Please reproduce every line of the records below without changing a single character.

<<<<

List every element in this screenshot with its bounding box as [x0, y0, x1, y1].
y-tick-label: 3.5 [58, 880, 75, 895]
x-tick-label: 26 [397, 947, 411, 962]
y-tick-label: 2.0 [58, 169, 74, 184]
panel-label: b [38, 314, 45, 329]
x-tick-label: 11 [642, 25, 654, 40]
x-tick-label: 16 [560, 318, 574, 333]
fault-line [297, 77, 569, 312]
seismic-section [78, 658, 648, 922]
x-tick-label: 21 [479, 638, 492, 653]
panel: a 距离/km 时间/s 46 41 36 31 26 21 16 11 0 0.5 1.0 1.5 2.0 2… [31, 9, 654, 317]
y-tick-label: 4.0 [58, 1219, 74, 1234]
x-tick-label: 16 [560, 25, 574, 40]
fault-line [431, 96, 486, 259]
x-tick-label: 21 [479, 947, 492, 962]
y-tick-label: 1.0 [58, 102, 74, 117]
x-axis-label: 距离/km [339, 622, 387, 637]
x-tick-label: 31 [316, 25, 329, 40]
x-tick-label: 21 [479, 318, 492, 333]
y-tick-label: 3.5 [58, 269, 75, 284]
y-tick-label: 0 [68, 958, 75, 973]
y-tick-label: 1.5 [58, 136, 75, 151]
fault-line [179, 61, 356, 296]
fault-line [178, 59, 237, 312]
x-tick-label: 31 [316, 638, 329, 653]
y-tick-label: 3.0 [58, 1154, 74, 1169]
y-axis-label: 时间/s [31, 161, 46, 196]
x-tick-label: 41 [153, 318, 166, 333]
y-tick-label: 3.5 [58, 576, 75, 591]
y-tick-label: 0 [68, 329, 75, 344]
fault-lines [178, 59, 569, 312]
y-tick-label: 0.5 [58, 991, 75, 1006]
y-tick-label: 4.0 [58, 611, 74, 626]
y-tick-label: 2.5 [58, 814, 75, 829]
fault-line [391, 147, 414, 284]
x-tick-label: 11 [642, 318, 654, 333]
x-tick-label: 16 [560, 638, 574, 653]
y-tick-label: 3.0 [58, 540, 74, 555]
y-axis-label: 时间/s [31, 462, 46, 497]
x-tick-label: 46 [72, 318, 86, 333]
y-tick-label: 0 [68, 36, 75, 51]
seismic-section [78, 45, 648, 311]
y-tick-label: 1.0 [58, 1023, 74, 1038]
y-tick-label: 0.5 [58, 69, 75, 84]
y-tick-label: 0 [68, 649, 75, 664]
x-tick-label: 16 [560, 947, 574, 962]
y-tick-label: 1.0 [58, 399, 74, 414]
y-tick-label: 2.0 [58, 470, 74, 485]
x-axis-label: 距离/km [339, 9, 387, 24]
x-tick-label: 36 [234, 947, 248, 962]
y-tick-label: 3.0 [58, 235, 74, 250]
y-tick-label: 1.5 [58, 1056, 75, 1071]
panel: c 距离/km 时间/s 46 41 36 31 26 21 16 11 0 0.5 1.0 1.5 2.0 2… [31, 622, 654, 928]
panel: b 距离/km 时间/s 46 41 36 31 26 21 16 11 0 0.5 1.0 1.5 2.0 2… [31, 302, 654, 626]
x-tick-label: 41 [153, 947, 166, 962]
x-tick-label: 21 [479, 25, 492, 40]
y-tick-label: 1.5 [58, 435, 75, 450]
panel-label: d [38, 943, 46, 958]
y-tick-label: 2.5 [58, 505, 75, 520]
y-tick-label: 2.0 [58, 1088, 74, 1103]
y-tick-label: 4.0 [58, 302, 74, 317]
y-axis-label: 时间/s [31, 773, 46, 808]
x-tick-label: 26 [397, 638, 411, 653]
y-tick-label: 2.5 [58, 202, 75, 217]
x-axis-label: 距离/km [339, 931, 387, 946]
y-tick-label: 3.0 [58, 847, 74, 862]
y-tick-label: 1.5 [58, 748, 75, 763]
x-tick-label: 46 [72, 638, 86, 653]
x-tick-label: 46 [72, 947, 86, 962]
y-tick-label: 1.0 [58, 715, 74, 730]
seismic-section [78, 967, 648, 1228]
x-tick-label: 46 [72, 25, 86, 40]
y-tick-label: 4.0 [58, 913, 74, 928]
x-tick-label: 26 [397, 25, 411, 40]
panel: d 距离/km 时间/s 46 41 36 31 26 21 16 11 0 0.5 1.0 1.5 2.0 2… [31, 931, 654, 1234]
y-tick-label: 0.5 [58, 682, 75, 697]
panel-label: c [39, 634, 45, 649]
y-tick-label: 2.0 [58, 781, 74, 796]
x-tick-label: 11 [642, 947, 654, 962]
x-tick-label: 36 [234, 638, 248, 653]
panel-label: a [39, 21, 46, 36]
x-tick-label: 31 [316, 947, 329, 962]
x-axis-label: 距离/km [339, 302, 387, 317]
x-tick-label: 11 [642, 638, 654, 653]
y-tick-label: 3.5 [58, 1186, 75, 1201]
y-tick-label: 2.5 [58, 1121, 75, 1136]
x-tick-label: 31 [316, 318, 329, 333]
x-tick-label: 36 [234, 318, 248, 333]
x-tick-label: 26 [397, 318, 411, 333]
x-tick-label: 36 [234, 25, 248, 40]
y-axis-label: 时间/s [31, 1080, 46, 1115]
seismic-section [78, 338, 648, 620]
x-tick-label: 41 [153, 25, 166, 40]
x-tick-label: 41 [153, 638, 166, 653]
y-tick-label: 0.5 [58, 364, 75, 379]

>>>>

Full output >>
List every element in this screenshot with its bounding box as [x0, y0, x1, y1].
y-tick-label: 3.5 [58, 880, 75, 895]
x-tick-label: 26 [397, 947, 411, 962]
y-tick-label: 2.0 [58, 169, 74, 184]
panel-label: b [38, 314, 45, 329]
x-tick-label: 11 [642, 25, 654, 40]
x-tick-label: 16 [560, 318, 574, 333]
fault-line [297, 77, 569, 312]
seismic-section [78, 658, 648, 922]
x-tick-label: 21 [479, 638, 492, 653]
panel: a 距离/km 时间/s 46 41 36 31 26 21 16 11 0 0.5 1.0 1.5 2.0 2… [31, 9, 654, 317]
y-tick-label: 4.0 [58, 1219, 74, 1234]
x-tick-label: 16 [560, 25, 574, 40]
fault-line [431, 96, 486, 259]
x-tick-label: 21 [479, 947, 492, 962]
y-tick-label: 1.0 [58, 102, 74, 117]
x-axis-label: 距离/km [339, 622, 387, 637]
x-tick-label: 31 [316, 25, 329, 40]
x-tick-label: 21 [479, 318, 492, 333]
y-tick-label: 3.5 [58, 269, 75, 284]
y-tick-label: 0 [68, 958, 75, 973]
y-tick-label: 1.5 [58, 136, 75, 151]
fault-line [179, 61, 356, 296]
fault-line [178, 59, 237, 312]
x-tick-label: 31 [316, 638, 329, 653]
y-tick-label: 3.0 [58, 1154, 74, 1169]
y-axis-label: 时间/s [31, 161, 46, 196]
x-tick-label: 41 [153, 318, 166, 333]
y-tick-label: 3.5 [58, 576, 75, 591]
y-tick-label: 0 [68, 329, 75, 344]
fault-lines [178, 59, 569, 312]
y-tick-label: 0.5 [58, 991, 75, 1006]
y-tick-label: 4.0 [58, 611, 74, 626]
y-tick-label: 2.5 [58, 814, 75, 829]
fault-line [391, 147, 414, 284]
x-tick-label: 11 [642, 318, 654, 333]
x-tick-label: 16 [560, 638, 574, 653]
y-tick-label: 3.0 [58, 540, 74, 555]
y-axis-label: 时间/s [31, 462, 46, 497]
x-tick-label: 46 [72, 318, 86, 333]
y-tick-label: 0 [68, 36, 75, 51]
seismic-section [78, 45, 648, 311]
y-tick-label: 1.0 [58, 1023, 74, 1038]
y-tick-label: 0.5 [58, 69, 75, 84]
y-tick-label: 0 [68, 649, 75, 664]
x-tick-label: 16 [560, 947, 574, 962]
y-tick-label: 1.0 [58, 399, 74, 414]
y-tick-label: 2.0 [58, 470, 74, 485]
x-axis-label: 距离/km [339, 9, 387, 24]
x-tick-label: 36 [234, 947, 248, 962]
y-tick-label: 3.0 [58, 235, 74, 250]
y-tick-label: 1.5 [58, 1056, 75, 1071]
panel: c 距离/km 时间/s 46 41 36 31 26 21 16 11 0 0.5 1.0 1.5 2.0 2… [31, 622, 654, 928]
panel: b 距离/km 时间/s 46 41 36 31 26 21 16 11 0 0.5 1.0 1.5 2.0 2… [31, 302, 654, 626]
x-tick-label: 41 [153, 947, 166, 962]
x-tick-label: 21 [479, 25, 492, 40]
y-tick-label: 1.5 [58, 435, 75, 450]
panel-label: d [38, 943, 46, 958]
y-tick-label: 2.5 [58, 505, 75, 520]
y-tick-label: 2.0 [58, 1088, 74, 1103]
y-tick-label: 4.0 [58, 302, 74, 317]
y-axis-label: 时间/s [31, 773, 46, 808]
x-tick-label: 26 [397, 638, 411, 653]
y-tick-label: 2.5 [58, 202, 75, 217]
x-axis-label: 距离/km [339, 931, 387, 946]
y-tick-label: 3.0 [58, 847, 74, 862]
y-tick-label: 1.5 [58, 748, 75, 763]
x-tick-label: 46 [72, 638, 86, 653]
x-tick-label: 46 [72, 947, 86, 962]
y-tick-label: 1.0 [58, 715, 74, 730]
seismic-section [78, 967, 648, 1228]
x-tick-label: 46 [72, 25, 86, 40]
y-tick-label: 4.0 [58, 913, 74, 928]
x-tick-label: 26 [397, 25, 411, 40]
panel: d 距离/km 时间/s 46 41 36 31 26 21 16 11 0 0.5 1.0 1.5 2.0 2… [31, 931, 654, 1234]
y-tick-label: 0.5 [58, 682, 75, 697]
panel-label: c [39, 634, 45, 649]
y-tick-label: 2.0 [58, 781, 74, 796]
x-tick-label: 11 [642, 947, 654, 962]
x-tick-label: 36 [234, 638, 248, 653]
panel-label: a [39, 21, 46, 36]
x-tick-label: 31 [316, 947, 329, 962]
x-axis-label: 距离/km [339, 302, 387, 317]
x-tick-label: 11 [642, 638, 654, 653]
y-tick-label: 3.5 [58, 1186, 75, 1201]
y-tick-label: 2.5 [58, 1121, 75, 1136]
x-tick-label: 31 [316, 318, 329, 333]
x-tick-label: 36 [234, 318, 248, 333]
x-tick-label: 26 [397, 318, 411, 333]
x-tick-label: 36 [234, 25, 248, 40]
y-axis-label: 时间/s [31, 1080, 46, 1115]
seismic-section [78, 338, 648, 620]
x-tick-label: 41 [153, 25, 166, 40]
x-tick-label: 41 [153, 638, 166, 653]
y-tick-label: 0.5 [58, 364, 75, 379]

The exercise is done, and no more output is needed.